[Data excerpts]
_____
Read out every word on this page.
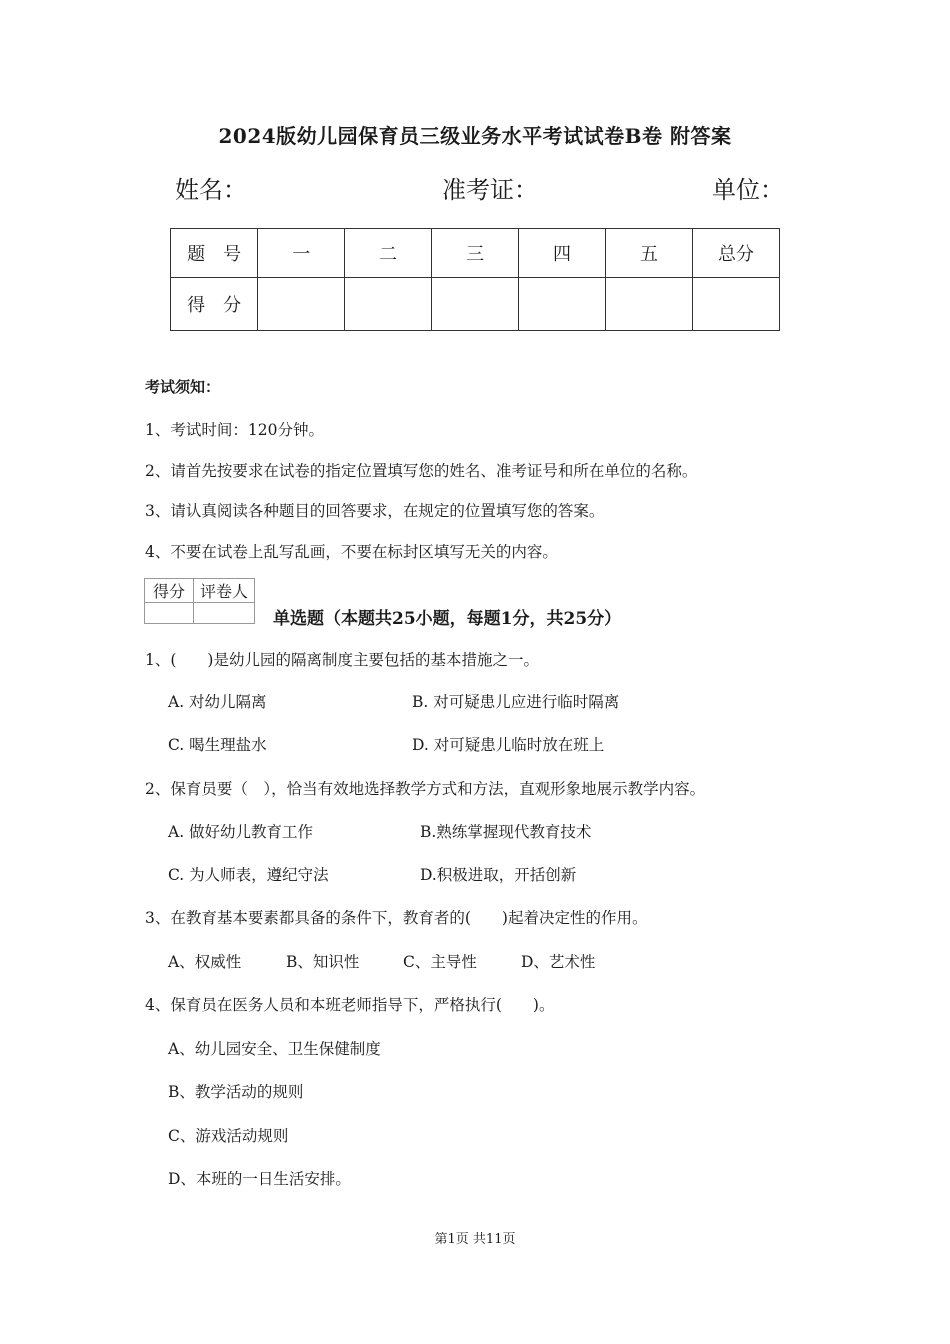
2024版幼儿园保育员三级业务水平考试试卷B卷 附答案
姓名：	准考证：	单位：
题　号	一	二	三	四	五	总分
得　分						
考试须知：
1、考试时间：120分钟。
2、请首先按要求在试卷的指定位置填写您的姓名、准考证号和所在单位的名称。
3、请认真阅读各种题目的回答要求，在规定的位置填写您的答案。
4、不要在试卷上乱写乱画，不要在标封区填写无关的内容。
得分	评卷人

单选题（本题共25小题，每题1分，共25分）
1、(　　)是幼儿园的隔离制度主要包括的基本措施之一。
A. 对幼儿隔离	B. 对可疑患儿应进行临时隔离
C. 喝生理盐水	D. 对可疑患儿临时放在班上
2、保育员要（　），恰当有效地选择教学方式和方法，直观形象地展示教学内容。
A. 做好幼儿教育工作	B.熟练掌握现代教育技术
C. 为人师表，遵纪守法	D.积极进取，开括创新
3、在教育基本要素都具备的条件下，教育者的(　　)起着决定性的作用。
A、权威性	B、知识性	C、主导性	D、艺术性
4、保育员在医务人员和本班老师指导下，严格执行(　　)。
A、幼儿园安全、卫生保健制度
B、教学活动的规则
C、游戏活动规则
D、本班的一日生活安排。
第1页 共11页
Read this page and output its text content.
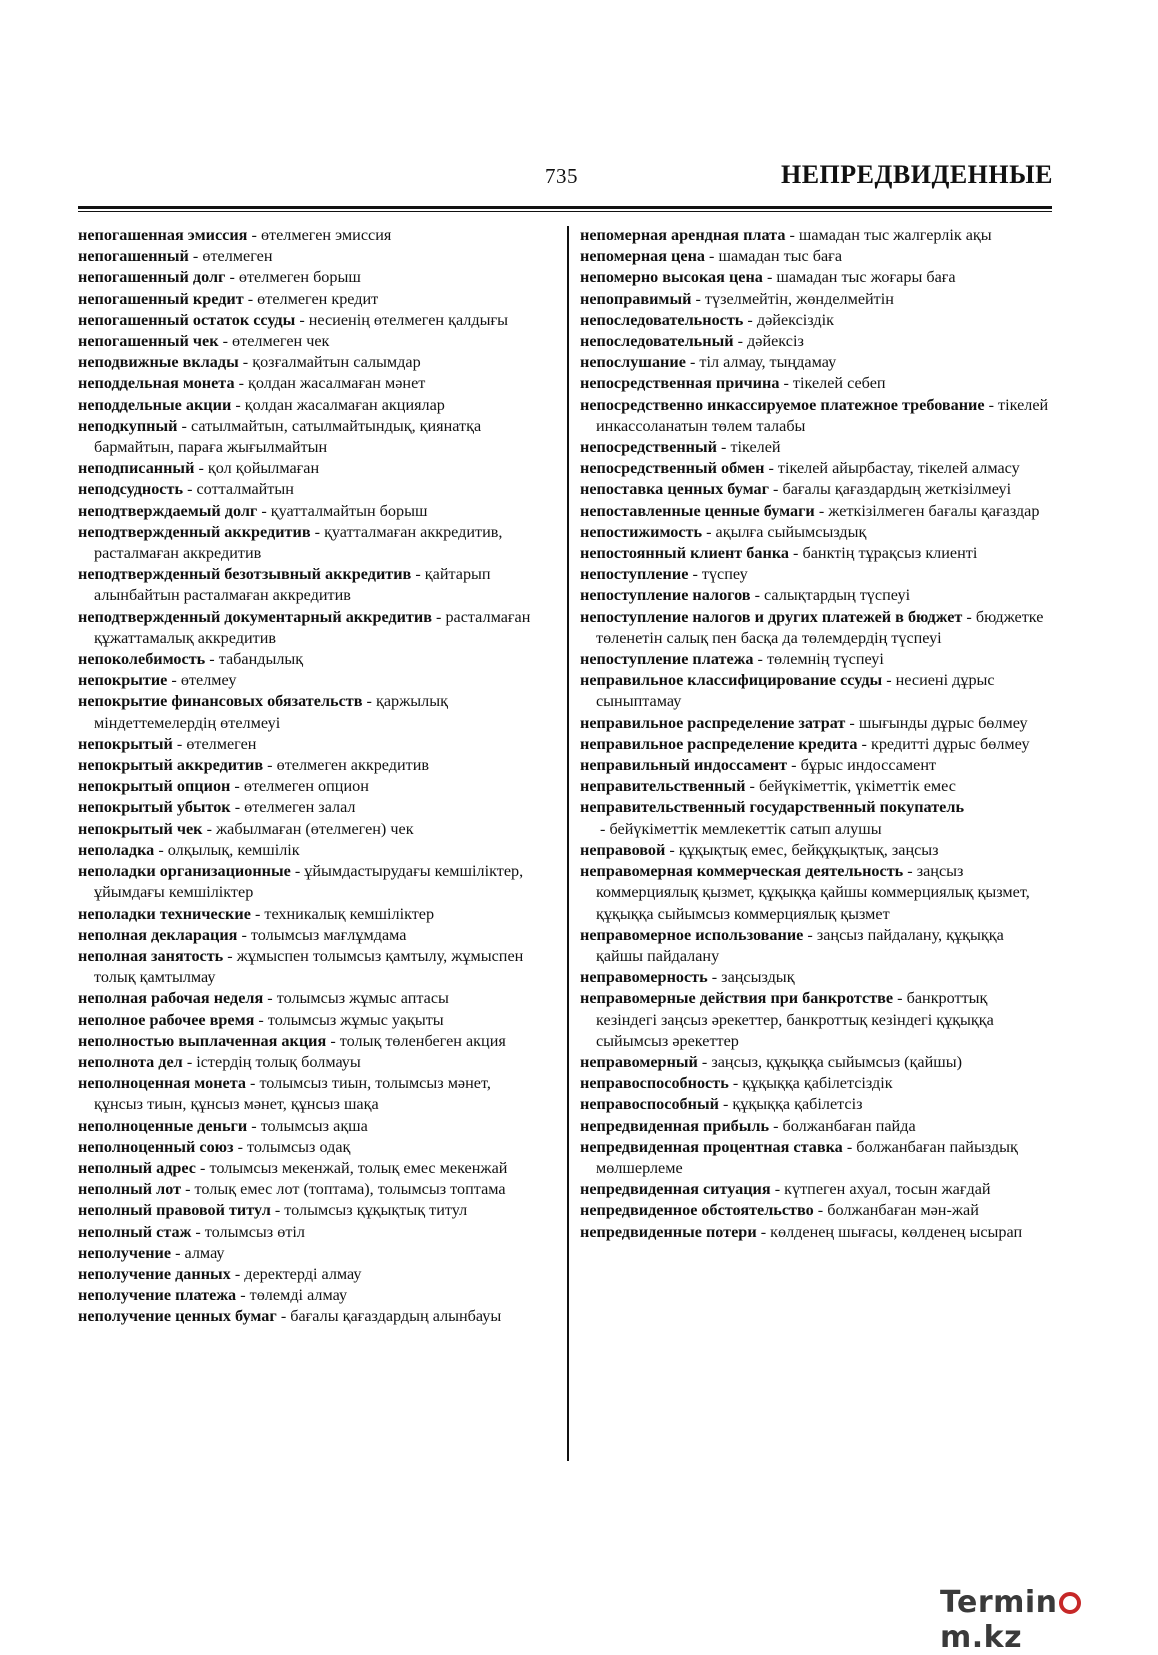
735	НЕПРЕДВИДЕННЫЕ

непогашенная эмиссия - өтелмеген эмиссия

непогашенный - өтелмеген

непогашенный долг - өтелмеген борыш

непогашенный кредит - өтелмеген кредит

непогашенный остаток ссуды - несиенің өтелмеген қалдығы

непогашенный чек - өтелмеген чек

неподвижные вклады - қозғалмайтын салымдар

неподдельная монета - қолдан жасалмаған мәнет

неподдельные акции - қолдан жасалмаған акциялар

неподкупный - сатылмайтын, сатылмайтындық, қиянатқа бармайтын, параға жығылмайтын

неподписанный - қол қойылмаған

неподсудность - сотталмайтын

неподтверждаемый долг - қуатталмайтын борыш

неподтвержденный аккредитив - қуатталмаған аккредитив, расталмаған аккредитив

неподтвержденный безотзывный аккредитив - қайтарып алынбайтын расталмаған аккредитив

неподтвержденный документарный аккредитив - расталмаған құжаттамалық аккредитив

непоколебимость - табандылық

непокрытие - өтелмеу

непокрытие финансовых обязательств - қаржылық міндеттемелердің өтелмеуі

непокрытый - өтелмеген

непокрытый аккредитив - өтелмеген аккредитив

непокрытый опцион - өтелмеген опцион

непокрытый убыток - өтелмеген залал

непокрытый чек - жабылмаған (өтелмеген) чек

неполадка - олқылық, кемшілік

неполадки организационные - ұйымдастырудағы кемшіліктер, ұйымдағы кемшіліктер

неполадки технические - техникалық кемшіліктер

неполная декларация - толымсыз мағлұмдама

неполная занятость - жұмыспен толымсыз қамтылу, жұмыспен толық қамтылмау

неполная рабочая неделя - толымсыз жұмыс аптасы

неполное рабочее время - толымсыз жұмыс уақыты

неполностью выплаченная акция - толық төленбеген акция

неполнота дел - істердің толық болмауы

неполноценная монета - толымсыз тиын, толымсыз мәнет, құнсыз тиын, құнсыз мәнет, құнсыз шақа

неполноценные деньги - толымсыз ақша

неполноценный союз - толымсыз одақ

неполный адрес - толымсыз мекенжай, толық емес мекенжай

неполный лот - толық емес лот (топтама), толымсыз топтама

неполный правовой титул - толымсыз құқықтық титул

неполный стаж - толымсыз өтіл

неполучение - алмау

неполучение данных - деректерді алмау

неполучение платежа - төлемді алмау

неполучение ценных бумаг - бағалы қағаздардың алынбауы

непомерная арендная плата - шамадан тыс жалгерлік ақы

непомерная цена - шамадан тыс баға

непомерно высокая цена - шамадан тыс жоғары баға

непоправимый - түзелмейтін, жөнделмейтін

непоследовательность - дәйексіздік

непоследовательный - дәйексіз

непослушание - тіл алмау, тыңдамау

непосредственная причина - тікелей себеп

непосредственно инкассируемое платежное требование - тікелей инкассоланатын төлем талабы

непосредственный - тікелей

непосредственный обмен - тікелей айырбастау, тікелей алмасу

непоставка ценных бумаг - бағалы қағаздардың жеткізілмеуі

непоставленные ценные бумаги - жеткізілмеген бағалы қағаздар

непостижимость - ақылға сыйымсыздық

непостоянный клиент банка - банктің тұрақсыз клиенті

непоступление - түспеу

непоступление налогов - салықтардың түспеуі

непоступление налогов и других платежей в бюджет - бюджетке төленетін салық пен басқа да төлемдердің түспеуі

непоступление платежа - төлемнің түспеуі

неправильное классифицирование ссуды - несиені дұрыс сыныптамау

неправильное распределение затрат - шығынды дұрыс бөлмеу

неправильное распределение кредита - кредитті дұрыс бөлмеу

неправильный индоссамент - бұрыс индоссамент

неправительственный - бейүкіметтік, үкіметтік емес

неправительственный государственный покупатель - бейүкіметтік мемлекеттік сатып алушы

неправовой - құқықтық емес, бейқұқықтық, заңсыз

неправомерная коммерческая деятельность - заңсыз коммерциялық қызмет, құқыққа қайшы коммерциялық қызмет, құқыққа сыйымсыз коммерциялық қызмет

неправомерное использование - заңсыз пайдалану, құқыққа қайшы пайдалану

неправомерность - заңсыздық

неправомерные действия при банкротстве - банкроттық кезіндегі заңсыз әрекеттер, банкроттық кезіндегі құқыққа сыйымсыз әрекеттер

неправомерный - заңсыз, құқыққа сыйымсыз (қайшы)

неправоспособность - құқыққа қабілетсіздік

неправоспособный - құқыққа қабілетсіз

непредвиденная прибыль - болжанбаған пайда

непредвиденная процентная ставка - болжанбаған пайыздық мөлшерлеме

непредвиденная ситуация - күтпеген ахуал, тосын жағдай

непредвиденное обстоятельство - болжанбаған мән-жай

непредвиденные потери - көлденең шығасы, көлденең ысырап

Terminm.kz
_____
Goal: Without the pictures, return the entries exactly as they appear.

Exercise solution:
Read out every word on this page.
2024版幼儿园保育员三级业务水平考试试卷B卷 附答案
姓名：	准考证：	单位：
题　号	一	二	三	四	五	总分
得　分						
考试须知：
1、考试时间：120分钟。
2、请首先按要求在试卷的指定位置填写您的姓名、准考证号和所在单位的名称。
3、请认真阅读各种题目的回答要求，在规定的位置填写您的答案。
4、不要在试卷上乱写乱画，不要在标封区填写无关的内容。
得分	评卷人

单选题（本题共25小题，每题1分，共25分）
1、(　　)是幼儿园的隔离制度主要包括的基本措施之一。
A. 对幼儿隔离	B. 对可疑患儿应进行临时隔离
C. 喝生理盐水	D. 对可疑患儿临时放在班上
2、保育员要（　），恰当有效地选择教学方式和方法，直观形象地展示教学内容。
A. 做好幼儿教育工作	B.熟练掌握现代教育技术
C. 为人师表，遵纪守法	D.积极进取，开括创新
3、在教育基本要素都具备的条件下，教育者的(　　)起着决定性的作用。
A、权威性	B、知识性	C、主导性	D、艺术性
4、保育员在医务人员和本班老师指导下，严格执行(　　)。
A、幼儿园安全、卫生保健制度
B、教学活动的规则
C、游戏活动规则
D、本班的一日生活安排。
第1页 共11页
Read this page and output its text content.
735	НЕПРЕДВИДЕННЫЕ

непогашенная эмиссия - өтелмеген эмиссия

непогашенный - өтелмеген

непогашенный долг - өтелмеген борыш

непогашенный кредит - өтелмеген кредит

непогашенный остаток ссуды - несиенің өтелмеген қалдығы

непогашенный чек - өтелмеген чек

неподвижные вклады - қозғалмайтын салымдар

неподдельная монета - қолдан жасалмаған мәнет

неподдельные акции - қолдан жасалмаған акциялар

неподкупный - сатылмайтын, сатылмайтындық, қиянатқа бармайтын, параға жығылмайтын

неподписанный - қол қойылмаған

неподсудность - сотталмайтын

неподтверждаемый долг - қуатталмайтын борыш

неподтвержденный аккредитив - қуатталмаған аккредитив, расталмаған аккредитив

неподтвержденный безотзывный аккредитив - қайтарып алынбайтын расталмаған аккредитив

неподтвержденный документарный аккредитив - расталмаған құжаттамалық аккредитив

непоколебимость - табандылық

непокрытие - өтелмеу

непокрытие финансовых обязательств - қаржылық міндеттемелердің өтелмеуі

непокрытый - өтелмеген

непокрытый аккредитив - өтелмеген аккредитив

непокрытый опцион - өтелмеген опцион

непокрытый убыток - өтелмеген залал

непокрытый чек - жабылмаған (өтелмеген) чек

неполадка - олқылық, кемшілік

неполадки организационные - ұйымдастырудағы кемшіліктер, ұйымдағы кемшіліктер

неполадки технические - техникалық кемшіліктер

неполная декларация - толымсыз мағлұмдама

неполная занятость - жұмыспен толымсыз қамтылу, жұмыспен толық қамтылмау

неполная рабочая неделя - толымсыз жұмыс аптасы

неполное рабочее время - толымсыз жұмыс уақыты

неполностью выплаченная акция - толық төленбеген акция

неполнота дел - істердің толық болмауы

неполноценная монета - толымсыз тиын, толымсыз мәнет, құнсыз тиын, құнсыз мәнет, құнсыз шақа

неполноценные деньги - толымсыз ақша

неполноценный союз - толымсыз одақ

неполный адрес - толымсыз мекенжай, толық емес мекенжай

неполный лот - толық емес лот (топтама), толымсыз топтама

неполный правовой титул - толымсыз құқықтық титул

неполный стаж - толымсыз өтіл

неполучение - алмау

неполучение данных - деректерді алмау

неполучение платежа - төлемді алмау

неполучение ценных бумаг - бағалы қағаздардың алынбауы

непомерная арендная плата - шамадан тыс жалгерлік ақы

непомерная цена - шамадан тыс баға

непомерно высокая цена - шамадан тыс жоғары баға

непоправимый - түзелмейтін, жөнделмейтін

непоследовательность - дәйексіздік

непоследовательный - дәйексіз

непослушание - тіл алмау, тыңдамау

непосредственная причина - тікелей себеп

непосредственно инкассируемое платежное требование - тікелей инкассоланатын төлем талабы

непосредственный - тікелей

непосредственный обмен - тікелей айырбастау, тікелей алмасу

непоставка ценных бумаг - бағалы қағаздардың жеткізілмеуі

непоставленные ценные бумаги - жеткізілмеген бағалы қағаздар

непостижимость - ақылға сыйымсыздық

непостоянный клиент банка - банктің тұрақсыз клиенті

непоступление - түспеу

непоступление налогов - салықтардың түспеуі

непоступление налогов и других платежей в бюджет - бюджетке төленетін салық пен басқа да төлемдердің түспеуі

непоступление платежа - төлемнің түспеуі

неправильное классифицирование ссуды - несиені дұрыс сыныптамау

неправильное распределение затрат - шығынды дұрыс бөлмеу

неправильное распределение кредита - кредитті дұрыс бөлмеу

неправильный индоссамент - бұрыс индоссамент

неправительственный - бейүкіметтік, үкіметтік емес

неправительственный государственный покупатель - бейүкіметтік мемлекеттік сатып алушы

неправовой - құқықтық емес, бейқұқықтық, заңсыз

неправомерная коммерческая деятельность - заңсыз коммерциялық қызмет, құқыққа қайшы коммерциялық қызмет, құқыққа сыйымсыз коммерциялық қызмет

неправомерное использование - заңсыз пайдалану, құқыққа қайшы пайдалану

неправомерность - заңсыздық

неправомерные действия при банкротстве - банкроттық кезіндегі заңсыз әрекеттер, банкроттық кезіндегі құқыққа сыйымсыз әрекеттер

неправомерный - заңсыз, құқыққа сыйымсыз (қайшы)

неправоспособность - құқыққа қабілетсіздік

неправоспособный - құқыққа қабілетсіз

непредвиденная прибыль - болжанбаған пайда

непредвиденная процентная ставка - болжанбаған пайыздық мөлшерлеме

непредвиденная ситуация - күтпеген ахуал, тосын жағдай

непредвиденное обстоятельство - болжанбаған мән-жай

непредвиденные потери - көлденең шығасы, көлденең ысырап

Terminm.kz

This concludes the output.